* [Task prompt]: Omit every picture, then give all the entries again exactly.

··· Material provided ···

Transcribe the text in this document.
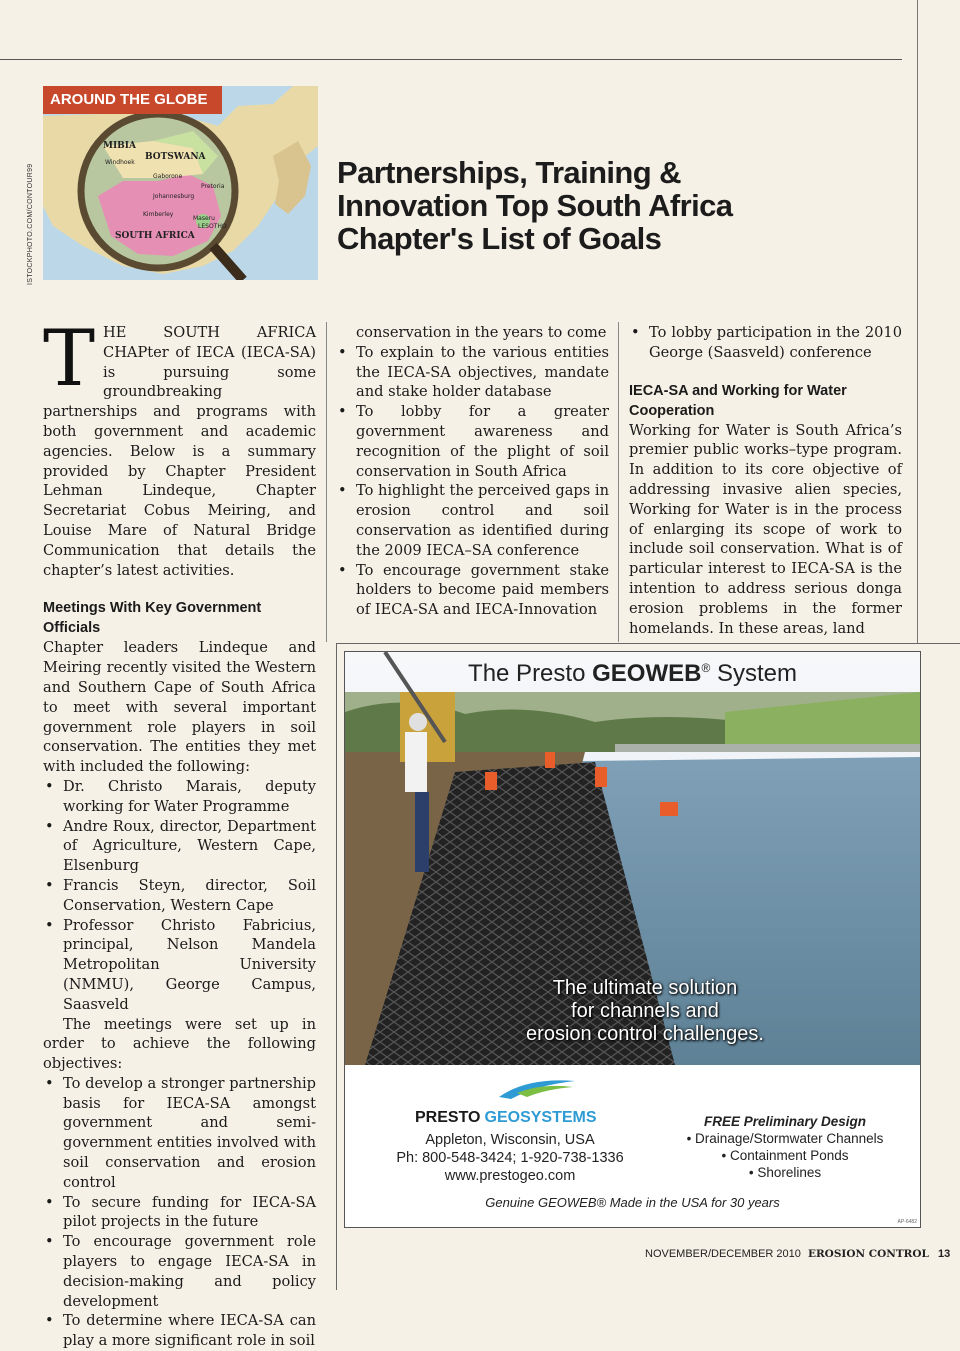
ISTOCKPHOTO.COM/CONTOUR99
MIBIA
BOTSWANA
Windhoek
Gaborone
Johannesburg
Pretoria
Kimberley
SOUTH AFRICA
Maseru
LESOTHO
AROUND THE GLOBE
Partnerships, Training & Innovation Top South Africa Chapter's List of Goals

THE SOUTH AFRICA CHAPter of IECA (IECA-SA) is pursuing some groundbreaking partnerships and programs with both government and academic agencies. Below is a summary provided by Chapter President Lehman Lindeque, Chapter Secretariat Cobus Meiring, and Louise Mare of Natural Bridge Communication that details the chapter’s latest activities.

Meetings With Key Government Officials

Chapter leaders Lindeque and Meiring recently visited the Western and Southern Cape of South Africa to meet with several important government role players in soil conservation. The entities they met with included the following:

• Dr. Christo Marais, deputy working for Water Programme
• Andre Roux, director, Department of Agriculture, Western Cape, Elsenburg
• Francis Steyn, director, Soil Conservation, Western Cape
• Professor Christo Fabricius, principal, Nelson Mandela Metropolitan University (NMMU), George Campus, Saasveld

The meetings were set up in order to achieve the following objectives:

• To develop a stronger partnership basis for IECA-SA amongst government and semi-government entities involved with soil conservation and erosion control
• To secure funding for IECA-SA pilot projects in the future
• To encourage government role players to engage IECA-SA in decision-making and policy development
• To determine where IECA-SA can play a more significant role in soil

conservation in the years to come

• To explain to the various entities the IECA-SA objectives, mandate and stake holder database
• To lobby for a greater government awareness and recognition of the plight of soil conservation in South Africa
• To highlight the perceived gaps in erosion control and soil conservation as identified during the 2009 IECA–SA conference
• To encourage government stake holders to become paid members of IECA-SA and IECA-Innovation
• To lobby participation in the 2010 George (Saasveld) conference
IECA-SA and Working for Water Cooperation

Working for Water is South Africa’s premier public works–type program. In addition to its core objective of addressing invasive alien species, Working for Water is in the process of enlarging its scope of work to include soil conservation. What is of particular interest to IECA-SA is the intention to address serious donga erosion problems in the former homelands. In these areas, land

The Presto GEOWEB® System
The ultimate solution
for channels and
erosion control challenges.
PRESTO GEOSYSTEMS
Appleton, Wisconsin, USA
Ph: 800-548-3424; 1-920-738-1336
www.prestogeo.com
FREE Preliminary Design
• Drainage/Stormwater Channels
• Containment Ponds
• Shorelines
Genuine GEOWEB® Made in the USA for 30 years
AP-6482
NOVEMBER/DECEMBER 2010 EROSION CONTROL 13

···

* [Reply]:
Transcribe the text in this document.
ISTOCKPHOTO.COM/CONTOUR99
MIBIA
BOTSWANA
Windhoek
Gaborone
Johannesburg
Pretoria
Kimberley
SOUTH AFRICA
Maseru
LESOTHO
AROUND THE GLOBE
Partnerships, Training & Innovation Top South Africa Chapter's List of Goals

THE SOUTH AFRICA CHAPter of IECA (IECA-SA) is pursuing some groundbreaking partnerships and programs with both government and academic agencies. Below is a summary provided by Chapter President Lehman Lindeque, Chapter Secretariat Cobus Meiring, and Louise Mare of Natural Bridge Communication that details the chapter’s latest activities.

Meetings With Key Government Officials

Chapter leaders Lindeque and Meiring recently visited the Western and Southern Cape of South Africa to meet with several important government role players in soil conservation. The entities they met with included the following:

• Dr. Christo Marais, deputy working for Water Programme
• Andre Roux, director, Department of Agriculture, Western Cape, Elsenburg
• Francis Steyn, director, Soil Conservation, Western Cape
• Professor Christo Fabricius, principal, Nelson Mandela Metropolitan University (NMMU), George Campus, Saasveld

The meetings were set up in order to achieve the following objectives:

• To develop a stronger partnership basis for IECA-SA amongst government and semi-government entities involved with soil conservation and erosion control
• To secure funding for IECA-SA pilot projects in the future
• To encourage government role players to engage IECA-SA in decision-making and policy development
• To determine where IECA-SA can play a more significant role in soil

conservation in the years to come

• To explain to the various entities the IECA-SA objectives, mandate and stake holder database
• To lobby for a greater government awareness and recognition of the plight of soil conservation in South Africa
• To highlight the perceived gaps in erosion control and soil conservation as identified during the 2009 IECA–SA conference
• To encourage government stake holders to become paid members of IECA-SA and IECA-Innovation
• To lobby participation in the 2010 George (Saasveld) conference
IECA-SA and Working for Water Cooperation

Working for Water is South Africa’s premier public works–type program. In addition to its core objective of addressing invasive alien species, Working for Water is in the process of enlarging its scope of work to include soil conservation. What is of particular interest to IECA-SA is the intention to address serious donga erosion problems in the former homelands. In these areas, land

The Presto GEOWEB® System
The ultimate solution
for channels and
erosion control challenges.
PRESTO GEOSYSTEMS
Appleton, Wisconsin, USA
Ph: 800-548-3424; 1-920-738-1336
www.prestogeo.com
FREE Preliminary Design
• Drainage/Stormwater Channels
• Containment Ponds
• Shorelines
Genuine GEOWEB® Made in the USA for 30 years
AP-6482
NOVEMBER/DECEMBER 2010 EROSION CONTROL 13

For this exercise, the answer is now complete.